Supplied entries -
● ● ● ●
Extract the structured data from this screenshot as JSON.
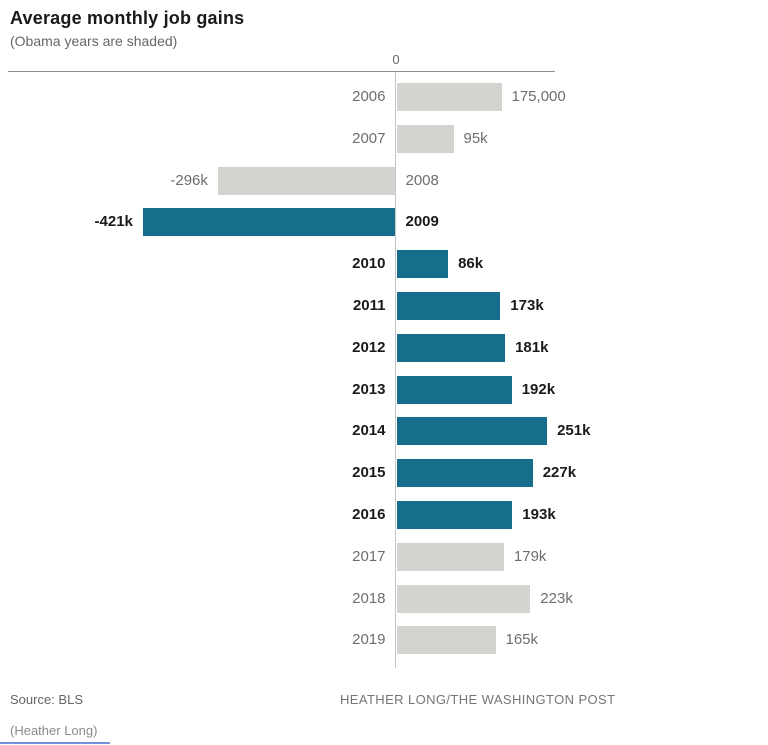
{
  "header": {
    "title": "Average monthly job gains",
    "subtitle": "(Obama years are shaded)"
  },
  "axis": {
    "zero_label": "0"
  },
  "chart_data": {
    "type": "bar",
    "orientation": "horizontal",
    "title": "Average monthly job gains",
    "subtitle": "(Obama years are shaded)",
    "x_axis": {
      "zero_tick_label": "0",
      "units": "jobs per month (thousands)"
    },
    "categories": [
      "2006",
      "2007",
      "2008",
      "2009",
      "2010",
      "2011",
      "2012",
      "2013",
      "2014",
      "2015",
      "2016",
      "2017",
      "2018",
      "2019"
    ],
    "values_k": [
      175,
      95,
      -296,
      -421,
      86,
      173,
      181,
      192,
      251,
      227,
      193,
      179,
      223,
      165
    ],
    "rows": [
      {
        "year": "2006",
        "value_k": 175,
        "label": "175,000",
        "era": "other"
      },
      {
        "year": "2007",
        "value_k": 95,
        "label": "95k",
        "era": "other"
      },
      {
        "year": "2008",
        "value_k": -296,
        "label": "-296k",
        "era": "other"
      },
      {
        "year": "2009",
        "value_k": -421,
        "label": "-421k",
        "era": "obama"
      },
      {
        "year": "2010",
        "value_k": 86,
        "label": "86k",
        "era": "obama"
      },
      {
        "year": "2011",
        "value_k": 173,
        "label": "173k",
        "era": "obama"
      },
      {
        "year": "2012",
        "value_k": 181,
        "label": "181k",
        "era": "obama"
      },
      {
        "year": "2013",
        "value_k": 192,
        "label": "192k",
        "era": "obama"
      },
      {
        "year": "2014",
        "value_k": 251,
        "label": "251k",
        "era": "obama"
      },
      {
        "year": "2015",
        "value_k": 227,
        "label": "227k",
        "era": "obama"
      },
      {
        "year": "2016",
        "value_k": 193,
        "label": "193k",
        "era": "obama"
      },
      {
        "year": "2017",
        "value_k": 179,
        "label": "179k",
        "era": "other"
      },
      {
        "year": "2018",
        "value_k": 223,
        "label": "223k",
        "era": "other"
      },
      {
        "year": "2019",
        "value_k": 165,
        "label": "165k",
        "era": "other"
      }
    ],
    "colors": {
      "obama_bar": "#146e8c",
      "other_bar": "#d3d4d0",
      "obama_text": "#1a1a1a",
      "other_text": "#6e6e6e"
    },
    "legend_note": "Teal (shaded) bars = Obama years 2009-2016; gray bars = other years"
  },
  "footer": {
    "source": "Source: BLS",
    "credit": "HEATHER LONG/THE WASHINGTON POST",
    "caption": "(Heather Long)"
  }
}
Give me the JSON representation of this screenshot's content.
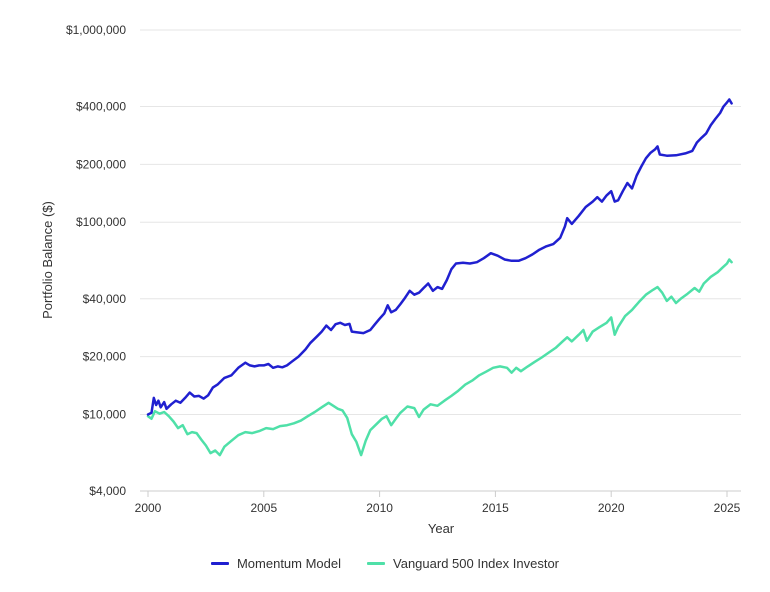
{
  "chart_data": {
    "type": "line",
    "xlabel": "Year",
    "ylabel": "Portfolio Balance ($)",
    "y_scale": "log",
    "ylim": [
      4000,
      1000000
    ],
    "xlim": [
      2000,
      2025.3
    ],
    "y_ticks": [
      {
        "value": 4000,
        "label": "$4,000"
      },
      {
        "value": 10000,
        "label": "$10,000"
      },
      {
        "value": 20000,
        "label": "$20,000"
      },
      {
        "value": 40000,
        "label": "$40,000"
      },
      {
        "value": 100000,
        "label": "$100,000"
      },
      {
        "value": 200000,
        "label": "$200,000"
      },
      {
        "value": 400000,
        "label": "$400,000"
      },
      {
        "value": 1000000,
        "label": "$1,000,000"
      }
    ],
    "x_ticks": [
      {
        "value": 2000,
        "label": "2000"
      },
      {
        "value": 2005,
        "label": "2005"
      },
      {
        "value": 2010,
        "label": "2010"
      },
      {
        "value": 2015,
        "label": "2015"
      },
      {
        "value": 2020,
        "label": "2020"
      },
      {
        "value": 2025,
        "label": "2025"
      }
    ],
    "grid": "horizontal",
    "legend_position": "bottom",
    "series": [
      {
        "name": "Momentum Model",
        "color": "#2020d0",
        "points": [
          [
            2000.0,
            10000
          ],
          [
            2000.15,
            10200
          ],
          [
            2000.25,
            12200
          ],
          [
            2000.35,
            11200
          ],
          [
            2000.45,
            11800
          ],
          [
            2000.55,
            10900
          ],
          [
            2000.7,
            11600
          ],
          [
            2000.8,
            10700
          ],
          [
            2001.0,
            11300
          ],
          [
            2001.2,
            11800
          ],
          [
            2001.4,
            11500
          ],
          [
            2001.6,
            12200
          ],
          [
            2001.8,
            13000
          ],
          [
            2002.0,
            12400
          ],
          [
            2002.2,
            12500
          ],
          [
            2002.4,
            12100
          ],
          [
            2002.6,
            12600
          ],
          [
            2002.8,
            13800
          ],
          [
            2003.0,
            14300
          ],
          [
            2003.3,
            15500
          ],
          [
            2003.6,
            16000
          ],
          [
            2003.9,
            17500
          ],
          [
            2004.2,
            18600
          ],
          [
            2004.4,
            18000
          ],
          [
            2004.6,
            17800
          ],
          [
            2004.8,
            18000
          ],
          [
            2005.0,
            18000
          ],
          [
            2005.2,
            18300
          ],
          [
            2005.4,
            17500
          ],
          [
            2005.6,
            17800
          ],
          [
            2005.8,
            17600
          ],
          [
            2006.0,
            18000
          ],
          [
            2006.2,
            18800
          ],
          [
            2006.5,
            20000
          ],
          [
            2006.8,
            21800
          ],
          [
            2007.0,
            23500
          ],
          [
            2007.3,
            25500
          ],
          [
            2007.5,
            27000
          ],
          [
            2007.7,
            29000
          ],
          [
            2007.9,
            27500
          ],
          [
            2008.1,
            29500
          ],
          [
            2008.3,
            30000
          ],
          [
            2008.5,
            29200
          ],
          [
            2008.7,
            29600
          ],
          [
            2008.8,
            27000
          ],
          [
            2009.0,
            26800
          ],
          [
            2009.3,
            26500
          ],
          [
            2009.6,
            27500
          ],
          [
            2009.8,
            29500
          ],
          [
            2010.0,
            31500
          ],
          [
            2010.2,
            33500
          ],
          [
            2010.35,
            37000
          ],
          [
            2010.5,
            34000
          ],
          [
            2010.7,
            35000
          ],
          [
            2010.9,
            37500
          ],
          [
            2011.1,
            40500
          ],
          [
            2011.3,
            44000
          ],
          [
            2011.5,
            42000
          ],
          [
            2011.7,
            43000
          ],
          [
            2011.9,
            45500
          ],
          [
            2012.1,
            48000
          ],
          [
            2012.3,
            44000
          ],
          [
            2012.5,
            46000
          ],
          [
            2012.7,
            45000
          ],
          [
            2012.9,
            50000
          ],
          [
            2013.1,
            57000
          ],
          [
            2013.3,
            61000
          ],
          [
            2013.6,
            61500
          ],
          [
            2013.9,
            61000
          ],
          [
            2014.2,
            62000
          ],
          [
            2014.5,
            65000
          ],
          [
            2014.8,
            69000
          ],
          [
            2015.1,
            67000
          ],
          [
            2015.4,
            64000
          ],
          [
            2015.7,
            63000
          ],
          [
            2016.0,
            63000
          ],
          [
            2016.3,
            65000
          ],
          [
            2016.6,
            68000
          ],
          [
            2016.9,
            72000
          ],
          [
            2017.2,
            75000
          ],
          [
            2017.5,
            77000
          ],
          [
            2017.8,
            83000
          ],
          [
            2018.0,
            95000
          ],
          [
            2018.1,
            105000
          ],
          [
            2018.3,
            98000
          ],
          [
            2018.6,
            108000
          ],
          [
            2018.9,
            120000
          ],
          [
            2019.2,
            128000
          ],
          [
            2019.4,
            135000
          ],
          [
            2019.6,
            128000
          ],
          [
            2019.8,
            138000
          ],
          [
            2020.0,
            145000
          ],
          [
            2020.15,
            128000
          ],
          [
            2020.3,
            130000
          ],
          [
            2020.5,
            145000
          ],
          [
            2020.7,
            160000
          ],
          [
            2020.9,
            150000
          ],
          [
            2021.1,
            175000
          ],
          [
            2021.3,
            195000
          ],
          [
            2021.5,
            215000
          ],
          [
            2021.7,
            230000
          ],
          [
            2021.9,
            240000
          ],
          [
            2022.0,
            248000
          ],
          [
            2022.1,
            225000
          ],
          [
            2022.4,
            222000
          ],
          [
            2022.8,
            223000
          ],
          [
            2023.2,
            228000
          ],
          [
            2023.5,
            235000
          ],
          [
            2023.7,
            260000
          ],
          [
            2023.9,
            275000
          ],
          [
            2024.1,
            290000
          ],
          [
            2024.3,
            320000
          ],
          [
            2024.5,
            345000
          ],
          [
            2024.7,
            370000
          ],
          [
            2024.85,
            400000
          ],
          [
            2025.0,
            420000
          ],
          [
            2025.1,
            435000
          ],
          [
            2025.2,
            415000
          ]
        ]
      },
      {
        "name": "Vanguard 500 Index Investor",
        "color": "#4fe0a8",
        "points": [
          [
            2000.0,
            9800
          ],
          [
            2000.15,
            9500
          ],
          [
            2000.3,
            10400
          ],
          [
            2000.5,
            10100
          ],
          [
            2000.7,
            10300
          ],
          [
            2000.9,
            9800
          ],
          [
            2001.1,
            9200
          ],
          [
            2001.3,
            8500
          ],
          [
            2001.5,
            8800
          ],
          [
            2001.7,
            7900
          ],
          [
            2001.9,
            8100
          ],
          [
            2002.1,
            8000
          ],
          [
            2002.3,
            7400
          ],
          [
            2002.5,
            6900
          ],
          [
            2002.7,
            6300
          ],
          [
            2002.9,
            6500
          ],
          [
            2003.1,
            6150
          ],
          [
            2003.3,
            6800
          ],
          [
            2003.6,
            7300
          ],
          [
            2003.9,
            7800
          ],
          [
            2004.2,
            8100
          ],
          [
            2004.5,
            8000
          ],
          [
            2004.8,
            8200
          ],
          [
            2005.1,
            8500
          ],
          [
            2005.4,
            8400
          ],
          [
            2005.7,
            8700
          ],
          [
            2006.0,
            8800
          ],
          [
            2006.3,
            9000
          ],
          [
            2006.6,
            9300
          ],
          [
            2006.9,
            9800
          ],
          [
            2007.2,
            10300
          ],
          [
            2007.5,
            10900
          ],
          [
            2007.8,
            11500
          ],
          [
            2008.0,
            11100
          ],
          [
            2008.2,
            10700
          ],
          [
            2008.4,
            10500
          ],
          [
            2008.6,
            9600
          ],
          [
            2008.8,
            7900
          ],
          [
            2009.0,
            7200
          ],
          [
            2009.2,
            6150
          ],
          [
            2009.4,
            7300
          ],
          [
            2009.6,
            8300
          ],
          [
            2009.9,
            9000
          ],
          [
            2010.1,
            9500
          ],
          [
            2010.3,
            9800
          ],
          [
            2010.5,
            8800
          ],
          [
            2010.7,
            9500
          ],
          [
            2010.9,
            10200
          ],
          [
            2011.2,
            11000
          ],
          [
            2011.5,
            10800
          ],
          [
            2011.7,
            9700
          ],
          [
            2011.9,
            10600
          ],
          [
            2012.2,
            11300
          ],
          [
            2012.5,
            11100
          ],
          [
            2012.8,
            11800
          ],
          [
            2013.1,
            12500
          ],
          [
            2013.4,
            13300
          ],
          [
            2013.7,
            14300
          ],
          [
            2014.0,
            15000
          ],
          [
            2014.3,
            16000
          ],
          [
            2014.6,
            16700
          ],
          [
            2014.9,
            17500
          ],
          [
            2015.2,
            17800
          ],
          [
            2015.5,
            17500
          ],
          [
            2015.7,
            16500
          ],
          [
            2015.9,
            17500
          ],
          [
            2016.1,
            16800
          ],
          [
            2016.4,
            17800
          ],
          [
            2016.7,
            18800
          ],
          [
            2017.0,
            19800
          ],
          [
            2017.3,
            21000
          ],
          [
            2017.6,
            22200
          ],
          [
            2017.9,
            24000
          ],
          [
            2018.1,
            25200
          ],
          [
            2018.3,
            24000
          ],
          [
            2018.6,
            26000
          ],
          [
            2018.8,
            27500
          ],
          [
            2018.95,
            24200
          ],
          [
            2019.2,
            27000
          ],
          [
            2019.5,
            28500
          ],
          [
            2019.8,
            30000
          ],
          [
            2020.0,
            32000
          ],
          [
            2020.15,
            26000
          ],
          [
            2020.3,
            28500
          ],
          [
            2020.6,
            32500
          ],
          [
            2020.9,
            35000
          ],
          [
            2021.2,
            38500
          ],
          [
            2021.5,
            42000
          ],
          [
            2021.8,
            44500
          ],
          [
            2022.0,
            46000
          ],
          [
            2022.2,
            43000
          ],
          [
            2022.4,
            39000
          ],
          [
            2022.6,
            41000
          ],
          [
            2022.8,
            38000
          ],
          [
            2023.0,
            40000
          ],
          [
            2023.3,
            42500
          ],
          [
            2023.6,
            45500
          ],
          [
            2023.8,
            43500
          ],
          [
            2024.0,
            48000
          ],
          [
            2024.3,
            52000
          ],
          [
            2024.6,
            55000
          ],
          [
            2024.8,
            58000
          ],
          [
            2025.0,
            61000
          ],
          [
            2025.1,
            64000
          ],
          [
            2025.2,
            62000
          ]
        ]
      }
    ]
  }
}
● ● ● ●
Goal of the exercise - Identify and list each line with the word "name".

Final result -
        "name": "Momentum Model",
        "name": "Vanguard 500 Index Investor",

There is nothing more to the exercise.